§ **TASK BRIEF**
Copy each line of the entries that contains the word "object".

§ **EXCERPTED DATA**
* * * * * * * * *
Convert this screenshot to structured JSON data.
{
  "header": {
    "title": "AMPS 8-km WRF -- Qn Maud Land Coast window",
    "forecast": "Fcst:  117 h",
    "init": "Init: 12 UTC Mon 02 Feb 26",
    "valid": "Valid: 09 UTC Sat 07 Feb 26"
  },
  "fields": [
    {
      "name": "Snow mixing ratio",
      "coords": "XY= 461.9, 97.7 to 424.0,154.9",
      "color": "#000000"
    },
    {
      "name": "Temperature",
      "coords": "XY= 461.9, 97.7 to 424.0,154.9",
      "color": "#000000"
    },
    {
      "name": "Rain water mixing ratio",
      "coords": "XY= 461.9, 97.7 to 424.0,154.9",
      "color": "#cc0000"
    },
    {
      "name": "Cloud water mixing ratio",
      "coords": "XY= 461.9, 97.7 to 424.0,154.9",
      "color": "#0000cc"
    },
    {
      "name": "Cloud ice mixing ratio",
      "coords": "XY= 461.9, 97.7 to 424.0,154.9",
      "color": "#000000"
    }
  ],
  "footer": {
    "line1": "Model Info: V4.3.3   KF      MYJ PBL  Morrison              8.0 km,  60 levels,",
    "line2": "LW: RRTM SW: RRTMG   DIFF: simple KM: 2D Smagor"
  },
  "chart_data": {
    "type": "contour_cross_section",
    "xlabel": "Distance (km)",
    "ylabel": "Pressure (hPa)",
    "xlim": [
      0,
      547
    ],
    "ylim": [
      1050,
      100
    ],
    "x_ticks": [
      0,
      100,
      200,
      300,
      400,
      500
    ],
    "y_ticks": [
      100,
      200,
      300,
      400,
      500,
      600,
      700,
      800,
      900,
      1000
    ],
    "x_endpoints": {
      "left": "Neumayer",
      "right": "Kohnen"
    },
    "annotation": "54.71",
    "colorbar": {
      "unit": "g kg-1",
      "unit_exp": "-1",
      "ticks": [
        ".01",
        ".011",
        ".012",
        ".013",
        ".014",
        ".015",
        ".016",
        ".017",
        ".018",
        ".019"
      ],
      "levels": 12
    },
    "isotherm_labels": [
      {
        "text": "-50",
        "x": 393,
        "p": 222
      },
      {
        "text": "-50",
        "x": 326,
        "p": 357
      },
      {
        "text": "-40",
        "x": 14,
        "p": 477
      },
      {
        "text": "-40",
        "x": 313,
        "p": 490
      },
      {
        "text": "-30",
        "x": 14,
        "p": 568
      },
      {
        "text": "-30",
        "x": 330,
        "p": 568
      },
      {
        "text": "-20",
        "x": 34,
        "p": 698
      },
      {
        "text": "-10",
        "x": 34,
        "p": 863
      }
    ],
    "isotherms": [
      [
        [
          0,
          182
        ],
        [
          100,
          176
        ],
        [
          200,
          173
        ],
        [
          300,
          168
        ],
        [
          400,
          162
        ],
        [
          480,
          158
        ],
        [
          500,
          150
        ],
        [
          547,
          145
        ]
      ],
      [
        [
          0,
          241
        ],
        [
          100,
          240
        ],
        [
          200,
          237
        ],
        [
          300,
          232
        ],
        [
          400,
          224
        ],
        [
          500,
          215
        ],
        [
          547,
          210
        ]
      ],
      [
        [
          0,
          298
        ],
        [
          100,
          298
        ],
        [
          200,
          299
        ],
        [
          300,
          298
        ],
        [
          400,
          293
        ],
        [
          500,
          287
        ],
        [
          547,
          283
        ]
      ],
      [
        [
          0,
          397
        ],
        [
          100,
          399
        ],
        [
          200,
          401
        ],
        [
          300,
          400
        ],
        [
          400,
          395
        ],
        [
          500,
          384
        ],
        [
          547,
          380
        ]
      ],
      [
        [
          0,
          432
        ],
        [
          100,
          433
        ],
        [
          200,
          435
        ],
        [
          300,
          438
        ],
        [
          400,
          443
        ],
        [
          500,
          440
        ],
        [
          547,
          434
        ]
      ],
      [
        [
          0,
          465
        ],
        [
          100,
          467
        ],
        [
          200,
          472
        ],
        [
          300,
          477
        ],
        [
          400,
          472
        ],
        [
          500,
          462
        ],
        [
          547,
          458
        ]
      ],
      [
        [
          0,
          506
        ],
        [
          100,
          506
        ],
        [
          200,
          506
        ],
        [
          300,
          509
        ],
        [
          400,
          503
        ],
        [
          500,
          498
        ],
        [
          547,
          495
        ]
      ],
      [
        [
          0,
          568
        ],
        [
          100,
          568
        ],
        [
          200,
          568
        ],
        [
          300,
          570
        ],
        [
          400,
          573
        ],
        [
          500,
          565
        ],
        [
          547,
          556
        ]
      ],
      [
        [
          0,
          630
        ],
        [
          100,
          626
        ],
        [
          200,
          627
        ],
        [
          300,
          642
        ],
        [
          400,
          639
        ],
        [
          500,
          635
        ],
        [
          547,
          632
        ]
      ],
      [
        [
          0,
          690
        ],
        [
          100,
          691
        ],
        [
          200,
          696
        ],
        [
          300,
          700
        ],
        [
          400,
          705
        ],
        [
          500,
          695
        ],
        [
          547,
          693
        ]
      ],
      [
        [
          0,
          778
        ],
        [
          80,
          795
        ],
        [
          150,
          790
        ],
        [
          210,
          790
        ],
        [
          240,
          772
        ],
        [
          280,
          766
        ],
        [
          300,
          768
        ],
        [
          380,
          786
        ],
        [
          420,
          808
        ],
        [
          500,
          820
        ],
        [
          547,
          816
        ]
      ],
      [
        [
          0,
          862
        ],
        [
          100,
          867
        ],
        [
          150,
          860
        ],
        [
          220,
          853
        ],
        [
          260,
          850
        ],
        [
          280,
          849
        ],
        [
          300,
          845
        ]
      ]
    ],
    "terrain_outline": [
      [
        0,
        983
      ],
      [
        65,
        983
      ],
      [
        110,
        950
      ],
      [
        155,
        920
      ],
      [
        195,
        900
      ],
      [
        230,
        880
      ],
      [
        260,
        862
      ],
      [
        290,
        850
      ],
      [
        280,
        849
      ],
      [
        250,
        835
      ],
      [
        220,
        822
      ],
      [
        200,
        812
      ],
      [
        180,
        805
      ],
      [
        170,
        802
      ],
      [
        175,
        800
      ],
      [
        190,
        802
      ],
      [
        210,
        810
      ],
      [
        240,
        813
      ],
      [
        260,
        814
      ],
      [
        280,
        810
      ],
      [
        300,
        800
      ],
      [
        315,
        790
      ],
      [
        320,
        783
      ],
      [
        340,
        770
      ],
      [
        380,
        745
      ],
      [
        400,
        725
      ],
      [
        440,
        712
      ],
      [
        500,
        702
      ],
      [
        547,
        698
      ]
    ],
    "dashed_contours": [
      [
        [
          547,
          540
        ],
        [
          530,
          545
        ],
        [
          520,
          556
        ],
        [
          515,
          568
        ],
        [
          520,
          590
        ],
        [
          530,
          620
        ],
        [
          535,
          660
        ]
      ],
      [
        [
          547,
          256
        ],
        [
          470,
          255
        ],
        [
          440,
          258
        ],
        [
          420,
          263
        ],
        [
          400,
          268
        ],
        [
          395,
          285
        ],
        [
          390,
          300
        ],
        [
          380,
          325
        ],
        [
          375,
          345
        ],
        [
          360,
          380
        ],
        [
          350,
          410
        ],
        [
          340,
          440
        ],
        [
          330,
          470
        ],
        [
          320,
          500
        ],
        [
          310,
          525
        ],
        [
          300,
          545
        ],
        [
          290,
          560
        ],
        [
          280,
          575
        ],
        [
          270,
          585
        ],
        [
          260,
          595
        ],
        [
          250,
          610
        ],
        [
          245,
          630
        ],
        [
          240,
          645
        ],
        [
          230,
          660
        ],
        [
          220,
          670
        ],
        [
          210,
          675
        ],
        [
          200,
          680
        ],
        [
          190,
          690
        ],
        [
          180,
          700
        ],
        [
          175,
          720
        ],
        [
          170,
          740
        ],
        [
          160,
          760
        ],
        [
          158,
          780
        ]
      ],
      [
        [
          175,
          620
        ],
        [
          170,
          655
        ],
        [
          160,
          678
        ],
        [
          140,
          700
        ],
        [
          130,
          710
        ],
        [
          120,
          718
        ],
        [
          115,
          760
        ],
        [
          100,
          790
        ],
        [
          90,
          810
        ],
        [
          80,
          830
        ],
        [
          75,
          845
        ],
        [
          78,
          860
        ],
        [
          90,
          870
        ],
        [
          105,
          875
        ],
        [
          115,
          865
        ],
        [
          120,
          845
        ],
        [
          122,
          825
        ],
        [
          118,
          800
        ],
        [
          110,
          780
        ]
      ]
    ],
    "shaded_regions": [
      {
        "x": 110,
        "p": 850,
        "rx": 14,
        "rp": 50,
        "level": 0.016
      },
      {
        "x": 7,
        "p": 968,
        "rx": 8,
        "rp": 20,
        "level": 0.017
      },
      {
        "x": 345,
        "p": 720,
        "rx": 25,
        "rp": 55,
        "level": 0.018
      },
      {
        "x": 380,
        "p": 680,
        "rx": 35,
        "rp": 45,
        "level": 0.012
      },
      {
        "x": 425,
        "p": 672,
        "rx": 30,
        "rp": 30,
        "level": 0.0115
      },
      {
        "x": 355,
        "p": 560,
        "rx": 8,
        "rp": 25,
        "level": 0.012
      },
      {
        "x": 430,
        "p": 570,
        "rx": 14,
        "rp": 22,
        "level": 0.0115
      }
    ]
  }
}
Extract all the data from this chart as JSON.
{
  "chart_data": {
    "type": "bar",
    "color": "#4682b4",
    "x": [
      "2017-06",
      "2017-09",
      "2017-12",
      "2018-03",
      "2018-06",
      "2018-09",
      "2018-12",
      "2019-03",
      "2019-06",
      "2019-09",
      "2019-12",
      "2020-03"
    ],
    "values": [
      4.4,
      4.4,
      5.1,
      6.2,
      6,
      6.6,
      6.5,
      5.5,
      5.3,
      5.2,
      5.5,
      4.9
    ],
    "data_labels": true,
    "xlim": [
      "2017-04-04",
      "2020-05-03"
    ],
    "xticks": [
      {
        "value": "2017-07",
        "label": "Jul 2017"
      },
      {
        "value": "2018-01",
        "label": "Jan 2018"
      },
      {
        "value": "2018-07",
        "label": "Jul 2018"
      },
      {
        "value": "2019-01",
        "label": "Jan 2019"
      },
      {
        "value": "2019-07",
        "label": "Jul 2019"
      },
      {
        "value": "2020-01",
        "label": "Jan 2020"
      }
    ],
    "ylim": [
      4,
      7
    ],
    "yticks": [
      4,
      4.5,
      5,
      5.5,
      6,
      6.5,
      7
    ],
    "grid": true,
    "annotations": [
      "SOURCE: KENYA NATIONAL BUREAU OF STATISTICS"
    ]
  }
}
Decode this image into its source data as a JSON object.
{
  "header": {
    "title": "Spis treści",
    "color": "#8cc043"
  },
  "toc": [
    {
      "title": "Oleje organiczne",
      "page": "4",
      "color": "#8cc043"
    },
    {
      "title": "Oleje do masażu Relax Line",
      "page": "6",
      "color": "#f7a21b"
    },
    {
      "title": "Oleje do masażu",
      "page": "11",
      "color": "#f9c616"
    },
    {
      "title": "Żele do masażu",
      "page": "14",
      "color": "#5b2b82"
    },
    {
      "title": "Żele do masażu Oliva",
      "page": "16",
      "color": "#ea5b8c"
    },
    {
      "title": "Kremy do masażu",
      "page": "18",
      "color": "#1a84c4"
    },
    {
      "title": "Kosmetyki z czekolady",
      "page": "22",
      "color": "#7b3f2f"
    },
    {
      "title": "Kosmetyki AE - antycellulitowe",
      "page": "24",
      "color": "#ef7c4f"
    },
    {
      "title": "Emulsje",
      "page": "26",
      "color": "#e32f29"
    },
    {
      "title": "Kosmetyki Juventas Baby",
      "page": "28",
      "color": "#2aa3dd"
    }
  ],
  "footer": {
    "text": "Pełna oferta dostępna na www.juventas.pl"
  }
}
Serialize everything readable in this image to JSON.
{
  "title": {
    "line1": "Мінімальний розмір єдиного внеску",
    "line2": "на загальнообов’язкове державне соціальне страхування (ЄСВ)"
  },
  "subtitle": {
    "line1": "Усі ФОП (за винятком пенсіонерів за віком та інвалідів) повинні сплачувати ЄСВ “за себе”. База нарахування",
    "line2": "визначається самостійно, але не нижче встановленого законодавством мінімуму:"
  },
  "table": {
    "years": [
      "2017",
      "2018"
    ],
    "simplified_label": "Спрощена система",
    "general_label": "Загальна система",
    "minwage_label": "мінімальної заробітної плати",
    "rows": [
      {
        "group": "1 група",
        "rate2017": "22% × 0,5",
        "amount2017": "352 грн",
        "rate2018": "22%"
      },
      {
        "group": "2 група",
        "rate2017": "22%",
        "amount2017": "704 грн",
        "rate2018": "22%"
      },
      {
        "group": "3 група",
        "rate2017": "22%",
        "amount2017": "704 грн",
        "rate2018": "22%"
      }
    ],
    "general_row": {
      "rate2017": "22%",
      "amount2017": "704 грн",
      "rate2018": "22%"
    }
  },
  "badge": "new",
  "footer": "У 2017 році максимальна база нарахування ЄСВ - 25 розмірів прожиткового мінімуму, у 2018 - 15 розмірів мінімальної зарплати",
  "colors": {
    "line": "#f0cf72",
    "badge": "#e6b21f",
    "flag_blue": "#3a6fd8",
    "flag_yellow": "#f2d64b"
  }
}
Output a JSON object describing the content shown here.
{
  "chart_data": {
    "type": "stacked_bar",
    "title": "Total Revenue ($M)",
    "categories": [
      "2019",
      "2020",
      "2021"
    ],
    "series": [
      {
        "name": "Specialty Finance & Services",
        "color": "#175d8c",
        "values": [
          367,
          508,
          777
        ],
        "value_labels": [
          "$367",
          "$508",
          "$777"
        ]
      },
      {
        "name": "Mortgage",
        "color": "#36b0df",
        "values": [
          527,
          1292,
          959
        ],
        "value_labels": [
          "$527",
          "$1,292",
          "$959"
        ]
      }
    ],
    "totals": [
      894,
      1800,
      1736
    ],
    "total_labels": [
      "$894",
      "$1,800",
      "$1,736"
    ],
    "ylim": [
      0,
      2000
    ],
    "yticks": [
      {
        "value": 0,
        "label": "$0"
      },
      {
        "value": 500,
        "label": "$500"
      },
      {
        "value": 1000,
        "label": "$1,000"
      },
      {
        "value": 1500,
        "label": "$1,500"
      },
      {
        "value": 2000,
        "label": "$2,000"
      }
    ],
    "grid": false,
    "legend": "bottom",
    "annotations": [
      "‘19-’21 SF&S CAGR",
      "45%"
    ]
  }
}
* * * * * * * * *
§ **SOLUTION TO THE PROBLEM**
Decode this image into its source data as a JSON object.
Output a JSON object describing the content shown here.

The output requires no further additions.